Source data:
=======

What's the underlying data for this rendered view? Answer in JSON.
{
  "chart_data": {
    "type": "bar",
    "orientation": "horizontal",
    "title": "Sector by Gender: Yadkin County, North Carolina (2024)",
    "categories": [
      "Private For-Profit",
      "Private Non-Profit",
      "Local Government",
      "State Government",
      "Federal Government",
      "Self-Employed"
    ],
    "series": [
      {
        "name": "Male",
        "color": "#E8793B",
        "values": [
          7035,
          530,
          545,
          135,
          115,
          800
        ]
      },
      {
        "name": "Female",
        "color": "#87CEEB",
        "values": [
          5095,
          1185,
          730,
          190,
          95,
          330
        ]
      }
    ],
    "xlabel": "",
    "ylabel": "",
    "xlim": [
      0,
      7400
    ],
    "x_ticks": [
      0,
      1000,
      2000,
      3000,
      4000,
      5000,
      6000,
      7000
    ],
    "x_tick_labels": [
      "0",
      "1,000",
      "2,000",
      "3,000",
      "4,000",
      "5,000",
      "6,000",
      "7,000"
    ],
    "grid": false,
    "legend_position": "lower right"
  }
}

=======

(Direction) Track down all lines above with the string "Government" and copy them.

(The result)
      "Local Government",
      "State Government",
      "Federal Government",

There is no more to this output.